▶ [SET TASK] Report back each line of the records that contains the string "this".

▶ [EXERCISE DATA]
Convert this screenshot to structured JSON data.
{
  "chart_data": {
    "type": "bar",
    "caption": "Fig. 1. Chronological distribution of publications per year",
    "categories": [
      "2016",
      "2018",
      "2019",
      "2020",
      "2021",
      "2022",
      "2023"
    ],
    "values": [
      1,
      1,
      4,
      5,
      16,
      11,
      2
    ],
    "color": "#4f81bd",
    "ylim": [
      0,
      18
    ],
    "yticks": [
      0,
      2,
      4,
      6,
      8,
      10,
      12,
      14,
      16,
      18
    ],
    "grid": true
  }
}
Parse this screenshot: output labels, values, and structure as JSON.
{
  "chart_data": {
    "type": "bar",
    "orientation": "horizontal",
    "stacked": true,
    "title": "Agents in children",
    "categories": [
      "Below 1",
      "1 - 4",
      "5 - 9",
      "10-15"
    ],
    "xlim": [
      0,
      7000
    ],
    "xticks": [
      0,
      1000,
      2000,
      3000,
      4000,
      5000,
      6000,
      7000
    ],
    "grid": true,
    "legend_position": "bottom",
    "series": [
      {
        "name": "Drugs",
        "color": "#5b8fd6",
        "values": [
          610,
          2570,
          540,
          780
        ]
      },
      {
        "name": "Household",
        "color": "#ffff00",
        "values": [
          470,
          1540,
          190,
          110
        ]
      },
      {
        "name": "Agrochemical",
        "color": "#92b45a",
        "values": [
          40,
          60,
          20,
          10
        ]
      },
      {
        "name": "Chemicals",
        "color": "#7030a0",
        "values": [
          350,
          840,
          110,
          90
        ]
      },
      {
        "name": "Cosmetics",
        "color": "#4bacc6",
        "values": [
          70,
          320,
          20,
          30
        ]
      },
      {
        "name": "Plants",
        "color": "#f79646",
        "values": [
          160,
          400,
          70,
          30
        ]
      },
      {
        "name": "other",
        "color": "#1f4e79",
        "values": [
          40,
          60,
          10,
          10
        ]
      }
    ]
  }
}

▶ [RESULT OF THE EXERCISE]
Convert this screenshot to structured JSON data.
Parse this screenshot: output labels, values, and structure as JSON.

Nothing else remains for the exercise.